— Start DATASET EXTRACT —

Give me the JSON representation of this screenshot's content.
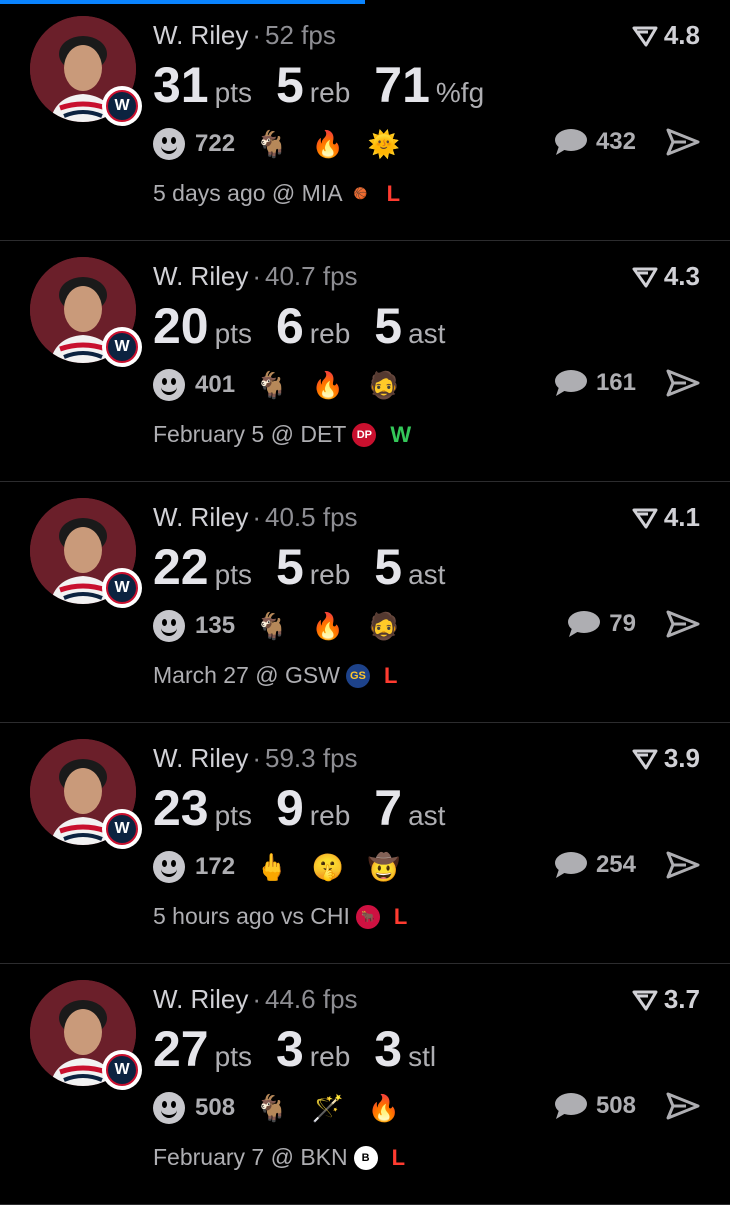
{
  "colors": {
    "accent": "#0a84ff",
    "loss": "#ff3b30",
    "win": "#34c759"
  },
  "posts": [
    {
      "player": "W. Riley",
      "fps": "52 fps",
      "rating": "4.8",
      "stats": [
        {
          "value": "31",
          "unit": "pts"
        },
        {
          "value": "5",
          "unit": "reb"
        },
        {
          "value": "71",
          "unit": "%fg"
        }
      ],
      "reaction_count": "722",
      "reactions": [
        "🐐",
        "🔥",
        "🌞"
      ],
      "comment_count": "432",
      "meta": "5 days ago @ MIA",
      "opponent_icon": "heat-logo",
      "result": "L"
    },
    {
      "player": "W. Riley",
      "fps": "40.7 fps",
      "rating": "4.3",
      "stats": [
        {
          "value": "20",
          "unit": "pts"
        },
        {
          "value": "6",
          "unit": "reb"
        },
        {
          "value": "5",
          "unit": "ast"
        }
      ],
      "reaction_count": "401",
      "reactions": [
        "🐐",
        "🔥",
        "🧔"
      ],
      "comment_count": "161",
      "meta": "February 5 @ DET",
      "opponent_icon": "pistons-logo",
      "result": "W"
    },
    {
      "player": "W. Riley",
      "fps": "40.5 fps",
      "rating": "4.1",
      "stats": [
        {
          "value": "22",
          "unit": "pts"
        },
        {
          "value": "5",
          "unit": "reb"
        },
        {
          "value": "5",
          "unit": "ast"
        }
      ],
      "reaction_count": "135",
      "reactions": [
        "🐐",
        "🔥",
        "🧔"
      ],
      "comment_count": "79",
      "meta": "March 27 @ GSW",
      "opponent_icon": "warriors-logo",
      "result": "L"
    },
    {
      "player": "W. Riley",
      "fps": "59.3 fps",
      "rating": "3.9",
      "stats": [
        {
          "value": "23",
          "unit": "pts"
        },
        {
          "value": "9",
          "unit": "reb"
        },
        {
          "value": "7",
          "unit": "ast"
        }
      ],
      "reaction_count": "172",
      "reactions": [
        "🖕",
        "🤫",
        "🤠"
      ],
      "comment_count": "254",
      "meta": "5 hours ago vs CHI",
      "opponent_icon": "bulls-logo",
      "result": "L"
    },
    {
      "player": "W. Riley",
      "fps": "44.6 fps",
      "rating": "3.7",
      "stats": [
        {
          "value": "27",
          "unit": "pts"
        },
        {
          "value": "3",
          "unit": "reb"
        },
        {
          "value": "3",
          "unit": "stl"
        }
      ],
      "reaction_count": "508",
      "reactions": [
        "🐐",
        "🪄",
        "🔥"
      ],
      "comment_count": "508",
      "meta": "February 7 @ BKN",
      "opponent_icon": "nets-logo",
      "result": "L"
    }
  ]
}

— End DATASET EXTRACT —

BRIEF: Restate each entry word for word, please, but drop any images it holds.

RESULT:
Give me the JSON representation of this screenshot's content.
{
  "colors": {
    "accent": "#0a84ff",
    "loss": "#ff3b30",
    "win": "#34c759"
  },
  "posts": [
    {
      "player": "W. Riley",
      "fps": "52 fps",
      "rating": "4.8",
      "stats": [
        {
          "value": "31",
          "unit": "pts"
        },
        {
          "value": "5",
          "unit": "reb"
        },
        {
          "value": "71",
          "unit": "%fg"
        }
      ],
      "reaction_count": "722",
      "reactions": [
        "🐐",
        "🔥",
        "🌞"
      ],
      "comment_count": "432",
      "meta": "5 days ago @ MIA",
      "opponent_icon": "heat-logo",
      "result": "L"
    },
    {
      "player": "W. Riley",
      "fps": "40.7 fps",
      "rating": "4.3",
      "stats": [
        {
          "value": "20",
          "unit": "pts"
        },
        {
          "value": "6",
          "unit": "reb"
        },
        {
          "value": "5",
          "unit": "ast"
        }
      ],
      "reaction_count": "401",
      "reactions": [
        "🐐",
        "🔥",
        "🧔"
      ],
      "comment_count": "161",
      "meta": "February 5 @ DET",
      "opponent_icon": "pistons-logo",
      "result": "W"
    },
    {
      "player": "W. Riley",
      "fps": "40.5 fps",
      "rating": "4.1",
      "stats": [
        {
          "value": "22",
          "unit": "pts"
        },
        {
          "value": "5",
          "unit": "reb"
        },
        {
          "value": "5",
          "unit": "ast"
        }
      ],
      "reaction_count": "135",
      "reactions": [
        "🐐",
        "🔥",
        "🧔"
      ],
      "comment_count": "79",
      "meta": "March 27 @ GSW",
      "opponent_icon": "warriors-logo",
      "result": "L"
    },
    {
      "player": "W. Riley",
      "fps": "59.3 fps",
      "rating": "3.9",
      "stats": [
        {
          "value": "23",
          "unit": "pts"
        },
        {
          "value": "9",
          "unit": "reb"
        },
        {
          "value": "7",
          "unit": "ast"
        }
      ],
      "reaction_count": "172",
      "reactions": [
        "🖕",
        "🤫",
        "🤠"
      ],
      "comment_count": "254",
      "meta": "5 hours ago vs CHI",
      "opponent_icon": "bulls-logo",
      "result": "L"
    },
    {
      "player": "W. Riley",
      "fps": "44.6 fps",
      "rating": "3.7",
      "stats": [
        {
          "value": "27",
          "unit": "pts"
        },
        {
          "value": "3",
          "unit": "reb"
        },
        {
          "value": "3",
          "unit": "stl"
        }
      ],
      "reaction_count": "508",
      "reactions": [
        "🐐",
        "🪄",
        "🔥"
      ],
      "comment_count": "508",
      "meta": "February 7 @ BKN",
      "opponent_icon": "nets-logo",
      "result": "L"
    }
  ]
}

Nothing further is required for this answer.